What the task asks: Restate the entries below verbatim.

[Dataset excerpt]
:::::
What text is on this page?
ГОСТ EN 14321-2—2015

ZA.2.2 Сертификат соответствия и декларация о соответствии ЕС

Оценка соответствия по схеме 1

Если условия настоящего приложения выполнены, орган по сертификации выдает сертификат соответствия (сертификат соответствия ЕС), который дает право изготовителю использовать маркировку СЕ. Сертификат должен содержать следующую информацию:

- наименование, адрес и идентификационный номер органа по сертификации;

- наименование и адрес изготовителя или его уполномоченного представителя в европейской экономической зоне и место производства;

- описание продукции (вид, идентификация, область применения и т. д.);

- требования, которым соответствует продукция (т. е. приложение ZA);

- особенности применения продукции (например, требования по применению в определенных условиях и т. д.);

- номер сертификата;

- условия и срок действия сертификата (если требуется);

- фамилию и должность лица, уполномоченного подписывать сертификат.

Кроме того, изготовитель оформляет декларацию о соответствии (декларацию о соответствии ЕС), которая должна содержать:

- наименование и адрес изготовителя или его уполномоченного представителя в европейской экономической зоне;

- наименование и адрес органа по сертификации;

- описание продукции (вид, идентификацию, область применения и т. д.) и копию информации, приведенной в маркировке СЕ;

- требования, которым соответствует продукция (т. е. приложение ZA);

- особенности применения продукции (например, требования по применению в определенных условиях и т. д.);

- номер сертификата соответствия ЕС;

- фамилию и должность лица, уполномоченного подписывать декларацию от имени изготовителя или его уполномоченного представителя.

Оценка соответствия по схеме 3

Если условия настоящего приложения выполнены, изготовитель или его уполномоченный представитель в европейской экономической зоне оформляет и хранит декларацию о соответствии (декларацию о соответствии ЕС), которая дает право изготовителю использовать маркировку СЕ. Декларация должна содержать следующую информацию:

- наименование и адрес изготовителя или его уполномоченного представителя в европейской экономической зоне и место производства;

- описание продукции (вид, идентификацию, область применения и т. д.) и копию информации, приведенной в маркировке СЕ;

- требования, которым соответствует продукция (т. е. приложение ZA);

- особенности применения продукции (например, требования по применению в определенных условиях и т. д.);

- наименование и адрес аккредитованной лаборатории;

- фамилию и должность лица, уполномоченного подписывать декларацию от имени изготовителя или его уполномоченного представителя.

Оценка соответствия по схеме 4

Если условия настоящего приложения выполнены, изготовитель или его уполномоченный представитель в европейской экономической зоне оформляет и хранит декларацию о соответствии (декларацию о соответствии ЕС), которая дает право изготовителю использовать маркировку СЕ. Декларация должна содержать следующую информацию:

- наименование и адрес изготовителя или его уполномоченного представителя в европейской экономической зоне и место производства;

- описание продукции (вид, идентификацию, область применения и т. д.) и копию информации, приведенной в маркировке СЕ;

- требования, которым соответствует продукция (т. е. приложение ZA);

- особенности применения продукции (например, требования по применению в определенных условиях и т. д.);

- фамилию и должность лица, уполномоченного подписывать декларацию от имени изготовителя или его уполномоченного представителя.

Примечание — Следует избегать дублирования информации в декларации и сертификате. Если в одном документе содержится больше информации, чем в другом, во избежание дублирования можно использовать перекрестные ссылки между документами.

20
:::::
Output for this exercise:
What text is on this page?
ГОСТ EN 14321-2—2015

ZA.2.2 Сертификат соответствия и декларация о соответствии ЕС

Оценка соответствия по схеме 1

Если условия настоящего приложения выполнены, орган по сертификации выдает сертификат соответствия (сертификат соответствия ЕС), который дает право изготовителю использовать маркировку СЕ. Сертификат должен содержать следующую информацию:

- наименование, адрес и идентификационный номер органа по сертификации;

- наименование и адрес изготовителя или его уполномоченного представителя в европейской экономической зоне и место производства;

- описание продукции (вид, идентификация, область применения и т. д.);

- требования, которым соответствует продукция (т. е. приложение ZA);

- особенности применения продукции (например, требования по применению в определенных условиях и т. д.);

- номер сертификата;

- условия и срок действия сертификата (если требуется);

- фамилию и должность лица, уполномоченного подписывать сертификат.

Кроме того, изготовитель оформляет декларацию о соответствии (декларацию о соответствии ЕС), которая должна содержать:

- наименование и адрес изготовителя или его уполномоченного представителя в европейской экономической зоне;

- наименование и адрес органа по сертификации;

- описание продукции (вид, идентификацию, область применения и т. д.) и копию информации, приведенной в маркировке СЕ;

- требования, которым соответствует продукция (т. е. приложение ZA);

- особенности применения продукции (например, требования по применению в определенных условиях и т. д.);

- номер сертификата соответствия ЕС;

- фамилию и должность лица, уполномоченного подписывать декларацию от имени изготовителя или его уполномоченного представителя.

Оценка соответствия по схеме 3

Если условия настоящего приложения выполнены, изготовитель или его уполномоченный представитель в европейской экономической зоне оформляет и хранит декларацию о соответствии (декларацию о соответствии ЕС), которая дает право изготовителю использовать маркировку СЕ. Декларация должна содержать следующую информацию:

- наименование и адрес изготовителя или его уполномоченного представителя в европейской экономической зоне и место производства;

- описание продукции (вид, идентификацию, область применения и т. д.) и копию информации, приведенной в маркировке СЕ;

- требования, которым соответствует продукция (т. е. приложение ZA);

- особенности применения продукции (например, требования по применению в определенных условиях и т. д.);

- наименование и адрес аккредитованной лаборатории;

- фамилию и должность лица, уполномоченного подписывать декларацию от имени изготовителя или его уполномоченного представителя.

Оценка соответствия по схеме 4

Если условия настоящего приложения выполнены, изготовитель или его уполномоченный представитель в европейской экономической зоне оформляет и хранит декларацию о соответствии (декларацию о соответствии ЕС), которая дает право изготовителю использовать маркировку СЕ. Декларация должна содержать следующую информацию:

- наименование и адрес изготовителя или его уполномоченного представителя в европейской экономической зоне и место производства;

- описание продукции (вид, идентификацию, область применения и т. д.) и копию информации, приведенной в маркировке СЕ;

- требования, которым соответствует продукция (т. е. приложение ZA);

- особенности применения продукции (например, требования по применению в определенных условиях и т. д.);

- фамилию и должность лица, уполномоченного подписывать декларацию от имени изготовителя или его уполномоченного представителя.

Примечание — Следует избегать дублирования информации в декларации и сертификате. Если в одном документе содержится больше информации, чем в другом, во избежание дублирования можно использовать перекрестные ссылки между документами.

20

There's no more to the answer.